**Listed entries**
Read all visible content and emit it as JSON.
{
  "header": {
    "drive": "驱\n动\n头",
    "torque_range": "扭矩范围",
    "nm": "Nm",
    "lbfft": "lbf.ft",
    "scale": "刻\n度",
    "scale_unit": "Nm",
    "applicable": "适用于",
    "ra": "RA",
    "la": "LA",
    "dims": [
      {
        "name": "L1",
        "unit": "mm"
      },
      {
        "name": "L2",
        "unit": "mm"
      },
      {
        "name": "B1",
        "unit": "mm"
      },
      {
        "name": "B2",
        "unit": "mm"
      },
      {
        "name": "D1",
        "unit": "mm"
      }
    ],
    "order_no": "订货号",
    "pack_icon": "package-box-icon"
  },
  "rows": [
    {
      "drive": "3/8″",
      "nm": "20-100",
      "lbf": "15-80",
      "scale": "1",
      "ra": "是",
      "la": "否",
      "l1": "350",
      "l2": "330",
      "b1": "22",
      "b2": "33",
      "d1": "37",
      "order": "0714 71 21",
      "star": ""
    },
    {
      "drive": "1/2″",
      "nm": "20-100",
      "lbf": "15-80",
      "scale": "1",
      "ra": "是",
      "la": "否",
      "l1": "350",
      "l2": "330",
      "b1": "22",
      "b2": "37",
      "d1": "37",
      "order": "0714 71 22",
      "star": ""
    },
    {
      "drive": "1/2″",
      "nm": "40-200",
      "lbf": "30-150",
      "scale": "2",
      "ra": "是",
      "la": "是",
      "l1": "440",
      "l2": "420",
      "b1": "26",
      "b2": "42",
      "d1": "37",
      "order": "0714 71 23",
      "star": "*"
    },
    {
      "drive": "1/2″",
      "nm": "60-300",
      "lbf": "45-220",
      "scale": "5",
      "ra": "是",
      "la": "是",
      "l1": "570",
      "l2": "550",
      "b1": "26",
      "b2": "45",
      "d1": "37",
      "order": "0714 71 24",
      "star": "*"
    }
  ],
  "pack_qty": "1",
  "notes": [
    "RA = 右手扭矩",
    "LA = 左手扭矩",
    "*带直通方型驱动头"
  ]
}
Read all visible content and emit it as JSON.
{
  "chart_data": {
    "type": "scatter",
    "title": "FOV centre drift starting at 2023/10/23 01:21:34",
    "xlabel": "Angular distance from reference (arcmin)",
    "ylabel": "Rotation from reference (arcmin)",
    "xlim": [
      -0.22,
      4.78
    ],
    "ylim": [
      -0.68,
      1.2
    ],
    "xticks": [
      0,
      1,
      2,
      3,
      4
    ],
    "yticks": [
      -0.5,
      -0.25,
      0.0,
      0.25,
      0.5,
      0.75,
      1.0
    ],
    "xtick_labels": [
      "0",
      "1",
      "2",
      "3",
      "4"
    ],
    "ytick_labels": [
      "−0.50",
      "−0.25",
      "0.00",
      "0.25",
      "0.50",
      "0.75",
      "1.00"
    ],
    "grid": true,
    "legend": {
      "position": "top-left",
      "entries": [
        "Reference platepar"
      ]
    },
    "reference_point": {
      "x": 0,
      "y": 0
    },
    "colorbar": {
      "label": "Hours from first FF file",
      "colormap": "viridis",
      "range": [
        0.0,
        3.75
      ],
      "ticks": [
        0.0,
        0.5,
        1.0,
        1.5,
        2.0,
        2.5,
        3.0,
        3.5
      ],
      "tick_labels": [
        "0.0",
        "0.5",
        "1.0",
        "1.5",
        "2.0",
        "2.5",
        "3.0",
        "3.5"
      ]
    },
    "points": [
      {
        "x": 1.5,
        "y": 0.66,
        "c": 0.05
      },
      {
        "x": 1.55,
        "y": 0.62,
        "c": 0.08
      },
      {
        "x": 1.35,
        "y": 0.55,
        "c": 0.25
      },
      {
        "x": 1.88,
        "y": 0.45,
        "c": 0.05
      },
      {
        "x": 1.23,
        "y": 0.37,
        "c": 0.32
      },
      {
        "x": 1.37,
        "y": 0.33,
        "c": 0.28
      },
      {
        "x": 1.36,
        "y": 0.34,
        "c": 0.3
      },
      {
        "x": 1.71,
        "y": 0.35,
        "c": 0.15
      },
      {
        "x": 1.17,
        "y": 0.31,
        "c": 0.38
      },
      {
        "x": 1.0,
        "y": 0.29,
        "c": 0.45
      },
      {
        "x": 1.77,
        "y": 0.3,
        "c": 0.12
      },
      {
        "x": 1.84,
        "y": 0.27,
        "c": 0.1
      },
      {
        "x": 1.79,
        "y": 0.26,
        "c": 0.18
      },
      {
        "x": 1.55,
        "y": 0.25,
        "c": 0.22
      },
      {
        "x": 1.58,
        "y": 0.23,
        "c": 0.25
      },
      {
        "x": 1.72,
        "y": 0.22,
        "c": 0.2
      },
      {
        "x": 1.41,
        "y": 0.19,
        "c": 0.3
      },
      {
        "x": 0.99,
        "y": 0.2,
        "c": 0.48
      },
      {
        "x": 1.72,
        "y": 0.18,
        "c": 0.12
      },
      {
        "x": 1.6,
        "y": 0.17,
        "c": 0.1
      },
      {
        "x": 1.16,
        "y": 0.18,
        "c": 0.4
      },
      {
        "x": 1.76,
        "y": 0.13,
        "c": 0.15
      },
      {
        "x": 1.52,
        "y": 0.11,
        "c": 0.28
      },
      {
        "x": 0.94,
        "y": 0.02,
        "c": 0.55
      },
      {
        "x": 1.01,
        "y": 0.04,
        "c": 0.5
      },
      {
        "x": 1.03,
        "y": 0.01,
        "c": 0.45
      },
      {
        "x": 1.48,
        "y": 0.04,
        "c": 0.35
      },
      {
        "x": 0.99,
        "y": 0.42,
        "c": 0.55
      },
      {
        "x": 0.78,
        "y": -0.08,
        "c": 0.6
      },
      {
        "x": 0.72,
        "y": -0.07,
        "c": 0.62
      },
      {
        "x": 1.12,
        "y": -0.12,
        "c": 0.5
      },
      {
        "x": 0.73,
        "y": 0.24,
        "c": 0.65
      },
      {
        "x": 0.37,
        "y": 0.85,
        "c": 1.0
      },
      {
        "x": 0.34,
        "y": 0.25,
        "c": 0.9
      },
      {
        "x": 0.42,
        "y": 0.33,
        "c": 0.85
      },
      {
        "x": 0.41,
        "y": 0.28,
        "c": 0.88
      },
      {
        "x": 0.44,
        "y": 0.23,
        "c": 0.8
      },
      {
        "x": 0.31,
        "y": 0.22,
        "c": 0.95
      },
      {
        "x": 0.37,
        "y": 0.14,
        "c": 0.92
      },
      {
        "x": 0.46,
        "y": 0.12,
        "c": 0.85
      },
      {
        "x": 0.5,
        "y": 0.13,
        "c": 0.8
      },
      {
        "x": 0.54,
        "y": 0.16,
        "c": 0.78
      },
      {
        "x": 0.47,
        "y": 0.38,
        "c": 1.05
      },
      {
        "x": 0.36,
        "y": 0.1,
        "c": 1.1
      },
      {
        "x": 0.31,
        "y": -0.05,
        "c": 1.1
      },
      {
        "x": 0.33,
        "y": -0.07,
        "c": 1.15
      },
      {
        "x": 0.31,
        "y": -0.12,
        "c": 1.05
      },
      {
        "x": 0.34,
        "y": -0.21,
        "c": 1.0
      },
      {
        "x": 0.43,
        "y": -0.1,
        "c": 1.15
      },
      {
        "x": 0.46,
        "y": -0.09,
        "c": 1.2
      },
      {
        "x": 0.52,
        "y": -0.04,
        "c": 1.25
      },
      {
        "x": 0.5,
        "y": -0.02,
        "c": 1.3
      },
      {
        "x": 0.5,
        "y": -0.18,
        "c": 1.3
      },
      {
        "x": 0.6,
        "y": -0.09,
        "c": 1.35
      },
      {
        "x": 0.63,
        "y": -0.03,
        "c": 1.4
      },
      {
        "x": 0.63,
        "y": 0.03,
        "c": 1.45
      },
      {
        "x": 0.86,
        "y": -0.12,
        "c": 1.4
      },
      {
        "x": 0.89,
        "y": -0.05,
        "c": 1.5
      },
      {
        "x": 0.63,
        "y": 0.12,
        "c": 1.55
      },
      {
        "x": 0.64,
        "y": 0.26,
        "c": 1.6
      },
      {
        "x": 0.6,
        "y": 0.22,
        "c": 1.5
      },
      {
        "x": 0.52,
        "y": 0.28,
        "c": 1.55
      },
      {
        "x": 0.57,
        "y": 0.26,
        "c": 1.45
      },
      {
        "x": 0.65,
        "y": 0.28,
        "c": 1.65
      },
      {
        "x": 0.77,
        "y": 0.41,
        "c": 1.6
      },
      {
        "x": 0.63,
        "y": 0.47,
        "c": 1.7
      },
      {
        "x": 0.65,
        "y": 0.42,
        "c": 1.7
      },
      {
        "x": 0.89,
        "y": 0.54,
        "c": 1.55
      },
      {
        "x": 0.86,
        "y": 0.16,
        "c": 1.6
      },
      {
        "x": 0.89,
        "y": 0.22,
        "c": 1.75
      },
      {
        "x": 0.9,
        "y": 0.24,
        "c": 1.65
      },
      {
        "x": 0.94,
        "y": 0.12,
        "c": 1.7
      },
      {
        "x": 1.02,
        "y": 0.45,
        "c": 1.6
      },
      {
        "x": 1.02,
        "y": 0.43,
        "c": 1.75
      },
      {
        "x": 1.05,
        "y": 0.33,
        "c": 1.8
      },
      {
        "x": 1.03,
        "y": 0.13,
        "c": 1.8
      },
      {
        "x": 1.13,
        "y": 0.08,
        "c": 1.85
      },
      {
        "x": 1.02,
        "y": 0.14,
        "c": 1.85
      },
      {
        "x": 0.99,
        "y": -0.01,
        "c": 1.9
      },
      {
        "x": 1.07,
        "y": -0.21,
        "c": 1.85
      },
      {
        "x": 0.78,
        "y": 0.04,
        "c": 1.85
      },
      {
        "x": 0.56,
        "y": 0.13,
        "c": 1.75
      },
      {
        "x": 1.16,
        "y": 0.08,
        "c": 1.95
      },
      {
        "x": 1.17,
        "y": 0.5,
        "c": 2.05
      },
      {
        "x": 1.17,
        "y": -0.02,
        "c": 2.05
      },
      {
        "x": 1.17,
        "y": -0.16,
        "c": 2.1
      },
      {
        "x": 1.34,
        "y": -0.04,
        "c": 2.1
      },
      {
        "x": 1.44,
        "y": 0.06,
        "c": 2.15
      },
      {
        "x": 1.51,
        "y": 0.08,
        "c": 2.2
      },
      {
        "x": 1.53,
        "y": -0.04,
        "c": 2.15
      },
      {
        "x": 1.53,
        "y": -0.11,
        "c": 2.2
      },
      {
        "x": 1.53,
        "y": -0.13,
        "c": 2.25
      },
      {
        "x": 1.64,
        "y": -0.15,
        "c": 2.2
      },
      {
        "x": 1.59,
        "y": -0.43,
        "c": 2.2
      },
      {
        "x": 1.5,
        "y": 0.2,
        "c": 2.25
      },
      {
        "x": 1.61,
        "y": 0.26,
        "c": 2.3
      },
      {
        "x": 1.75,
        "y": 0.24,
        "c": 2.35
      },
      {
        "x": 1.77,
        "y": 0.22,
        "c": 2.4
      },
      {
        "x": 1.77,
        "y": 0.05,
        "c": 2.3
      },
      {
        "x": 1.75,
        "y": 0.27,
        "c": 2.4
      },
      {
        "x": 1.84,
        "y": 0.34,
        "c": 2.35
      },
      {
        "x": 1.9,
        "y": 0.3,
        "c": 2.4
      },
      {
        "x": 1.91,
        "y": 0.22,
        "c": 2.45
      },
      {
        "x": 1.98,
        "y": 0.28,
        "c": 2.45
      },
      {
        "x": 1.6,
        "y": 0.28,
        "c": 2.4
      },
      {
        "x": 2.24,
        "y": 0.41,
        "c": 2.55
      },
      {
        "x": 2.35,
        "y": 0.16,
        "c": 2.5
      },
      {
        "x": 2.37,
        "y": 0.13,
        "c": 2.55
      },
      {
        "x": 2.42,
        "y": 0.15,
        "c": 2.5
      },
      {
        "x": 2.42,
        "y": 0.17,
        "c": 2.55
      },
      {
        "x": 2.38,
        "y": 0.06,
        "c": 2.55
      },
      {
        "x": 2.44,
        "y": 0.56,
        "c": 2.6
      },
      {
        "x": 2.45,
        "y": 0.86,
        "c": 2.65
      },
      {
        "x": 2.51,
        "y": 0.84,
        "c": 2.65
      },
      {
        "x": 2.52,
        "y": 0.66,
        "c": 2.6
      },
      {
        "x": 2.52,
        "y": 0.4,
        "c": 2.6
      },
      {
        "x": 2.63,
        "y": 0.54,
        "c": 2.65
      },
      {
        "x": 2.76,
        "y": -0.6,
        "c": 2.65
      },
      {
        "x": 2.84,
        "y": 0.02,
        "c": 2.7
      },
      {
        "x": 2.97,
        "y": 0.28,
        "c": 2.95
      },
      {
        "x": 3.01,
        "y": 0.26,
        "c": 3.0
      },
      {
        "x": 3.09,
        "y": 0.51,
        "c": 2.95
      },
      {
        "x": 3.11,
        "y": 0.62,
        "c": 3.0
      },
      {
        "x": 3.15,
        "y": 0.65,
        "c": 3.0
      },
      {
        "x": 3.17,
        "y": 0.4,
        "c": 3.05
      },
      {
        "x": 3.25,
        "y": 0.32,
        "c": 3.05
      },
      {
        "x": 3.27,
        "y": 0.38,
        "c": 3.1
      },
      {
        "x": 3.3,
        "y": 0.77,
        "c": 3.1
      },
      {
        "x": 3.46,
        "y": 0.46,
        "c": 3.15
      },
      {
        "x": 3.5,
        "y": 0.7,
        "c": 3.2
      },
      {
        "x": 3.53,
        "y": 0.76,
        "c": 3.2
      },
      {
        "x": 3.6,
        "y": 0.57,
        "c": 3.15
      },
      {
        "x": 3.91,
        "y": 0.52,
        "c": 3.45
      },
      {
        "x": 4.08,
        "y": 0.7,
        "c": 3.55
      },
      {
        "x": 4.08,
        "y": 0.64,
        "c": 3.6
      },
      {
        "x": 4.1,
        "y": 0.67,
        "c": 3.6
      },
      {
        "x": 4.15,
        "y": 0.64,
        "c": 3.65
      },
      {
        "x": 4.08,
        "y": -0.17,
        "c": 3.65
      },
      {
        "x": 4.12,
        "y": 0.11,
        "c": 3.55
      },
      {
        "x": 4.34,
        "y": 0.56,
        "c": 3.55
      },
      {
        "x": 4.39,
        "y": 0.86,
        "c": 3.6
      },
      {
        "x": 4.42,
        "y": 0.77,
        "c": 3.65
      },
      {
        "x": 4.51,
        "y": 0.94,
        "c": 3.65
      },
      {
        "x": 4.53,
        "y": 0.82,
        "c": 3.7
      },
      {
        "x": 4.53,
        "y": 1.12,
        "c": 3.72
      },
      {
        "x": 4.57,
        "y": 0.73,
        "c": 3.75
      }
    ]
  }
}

**Instructions to follow**
Go through the preceding material and copy each line that has the word "name".

**Task solution**
        "name": "L1",
        "name": "L2",
        "name": "B1",
        "name": "B2",
        "name": "D1",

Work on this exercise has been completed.